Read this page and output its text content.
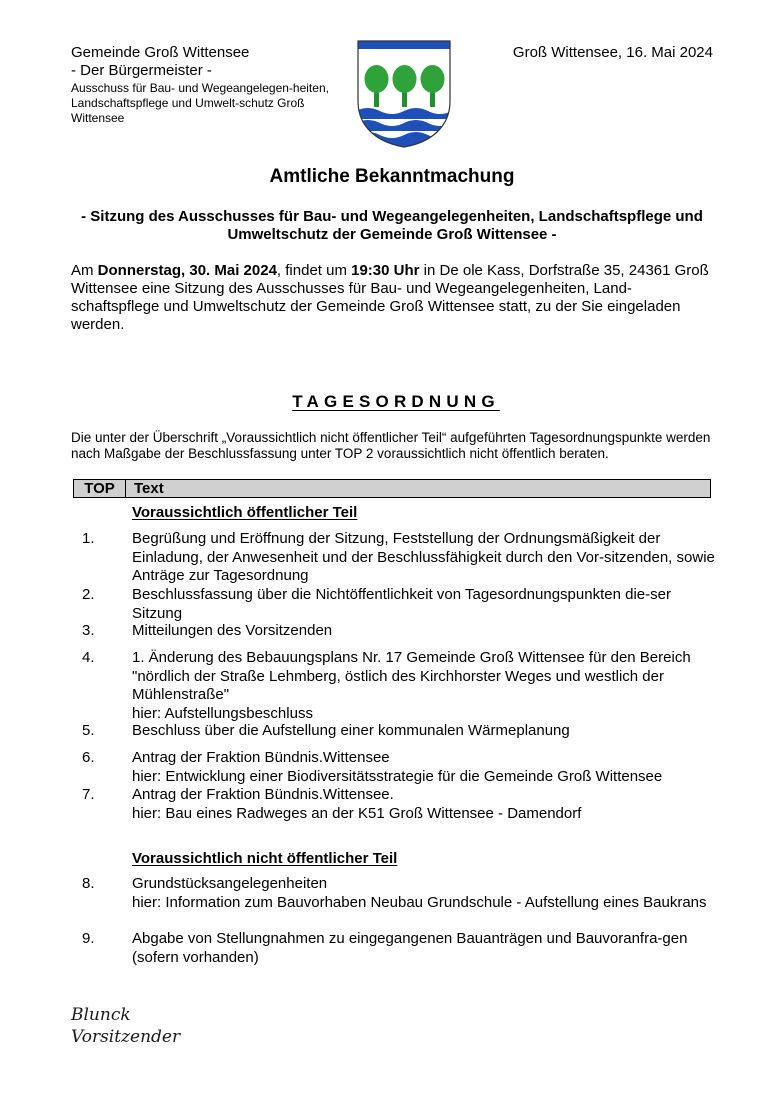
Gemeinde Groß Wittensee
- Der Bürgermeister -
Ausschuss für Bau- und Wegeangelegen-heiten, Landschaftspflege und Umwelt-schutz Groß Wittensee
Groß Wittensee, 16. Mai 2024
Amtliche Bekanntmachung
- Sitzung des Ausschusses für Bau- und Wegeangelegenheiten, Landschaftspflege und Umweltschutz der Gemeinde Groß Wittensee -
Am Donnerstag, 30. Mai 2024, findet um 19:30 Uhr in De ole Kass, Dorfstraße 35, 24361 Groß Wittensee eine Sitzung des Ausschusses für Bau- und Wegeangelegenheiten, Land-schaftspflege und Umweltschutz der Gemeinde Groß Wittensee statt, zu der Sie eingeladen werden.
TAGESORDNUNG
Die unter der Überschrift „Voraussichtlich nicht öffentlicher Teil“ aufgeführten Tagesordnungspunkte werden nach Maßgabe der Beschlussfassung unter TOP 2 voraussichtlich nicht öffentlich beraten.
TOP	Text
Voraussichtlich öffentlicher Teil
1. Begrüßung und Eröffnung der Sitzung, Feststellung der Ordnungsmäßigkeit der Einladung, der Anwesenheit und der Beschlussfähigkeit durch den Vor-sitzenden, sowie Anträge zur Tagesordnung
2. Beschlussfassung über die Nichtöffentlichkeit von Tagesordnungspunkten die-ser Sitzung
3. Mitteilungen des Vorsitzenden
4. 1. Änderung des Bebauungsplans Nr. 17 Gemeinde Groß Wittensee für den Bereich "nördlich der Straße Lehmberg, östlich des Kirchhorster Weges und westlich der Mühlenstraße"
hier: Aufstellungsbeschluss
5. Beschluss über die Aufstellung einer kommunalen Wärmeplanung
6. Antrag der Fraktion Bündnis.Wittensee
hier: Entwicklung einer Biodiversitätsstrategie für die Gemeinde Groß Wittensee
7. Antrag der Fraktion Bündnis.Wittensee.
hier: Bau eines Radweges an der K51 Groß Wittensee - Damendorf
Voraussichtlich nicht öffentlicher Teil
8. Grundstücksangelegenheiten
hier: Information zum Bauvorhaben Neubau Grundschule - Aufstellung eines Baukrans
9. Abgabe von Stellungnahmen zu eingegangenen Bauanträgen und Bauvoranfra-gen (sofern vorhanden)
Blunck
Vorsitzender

--

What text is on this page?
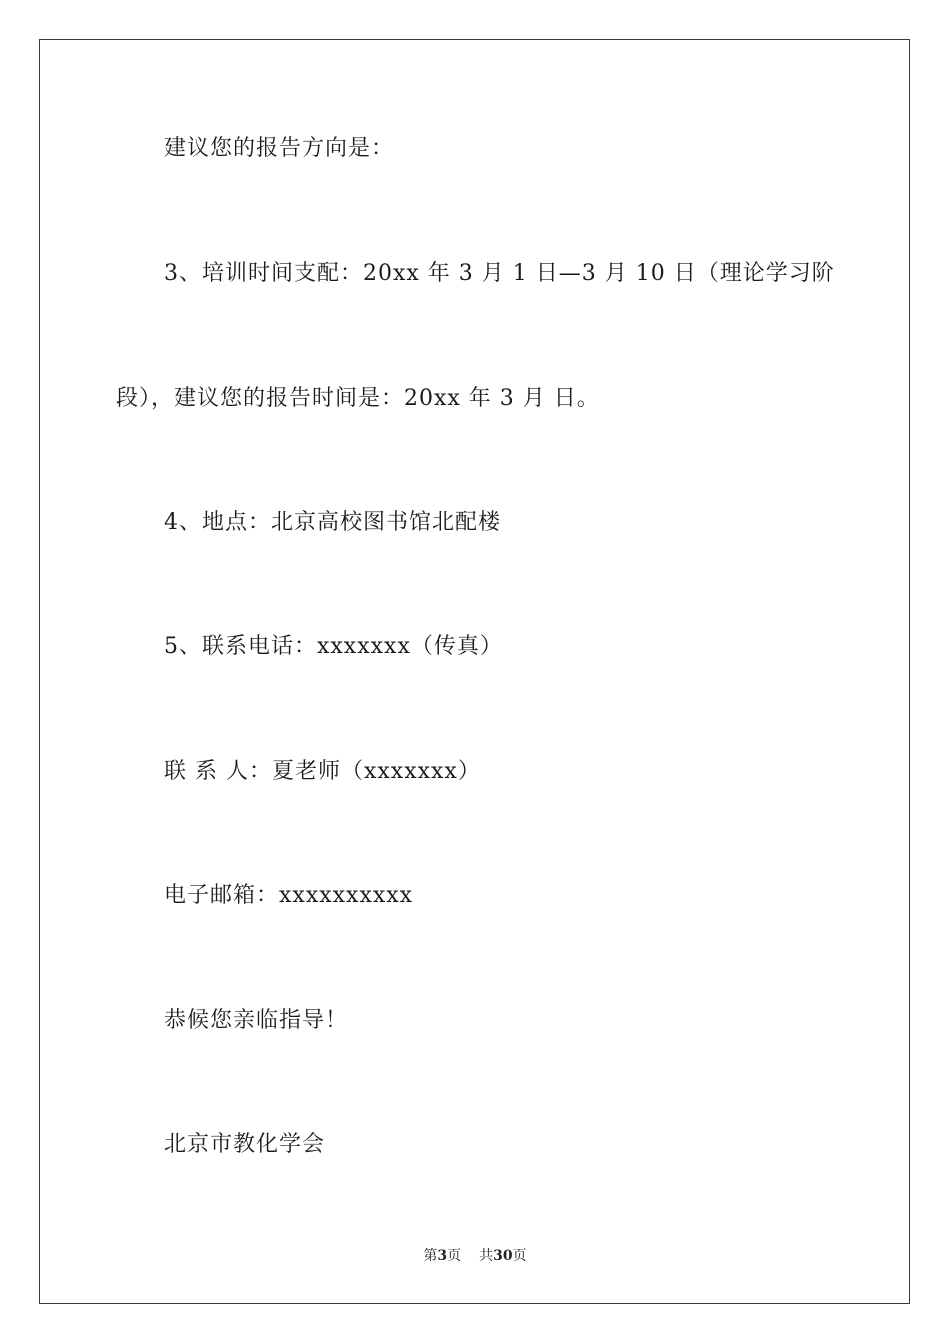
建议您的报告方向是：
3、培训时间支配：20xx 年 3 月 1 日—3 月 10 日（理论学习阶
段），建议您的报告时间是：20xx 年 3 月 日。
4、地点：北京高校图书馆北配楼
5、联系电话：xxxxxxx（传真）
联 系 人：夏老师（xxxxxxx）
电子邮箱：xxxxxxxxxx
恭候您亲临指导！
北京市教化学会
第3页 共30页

[GOAL OF THE EXERCISE]:
Copy out every line of the data that includes the word "öffentlicher".

[RESPONSE FOR THIS EXERCISE]:
Die unter der Überschrift „Voraussichtlich nicht öffentlicher Teil“ aufgeführten Tagesordnungspunkte werden nach Maßgabe der Beschlussfassung unter TOP 2 voraussichtlich nicht öffentlich beraten.
Voraussichtlich öffentlicher Teil
Voraussichtlich nicht öffentlicher Teil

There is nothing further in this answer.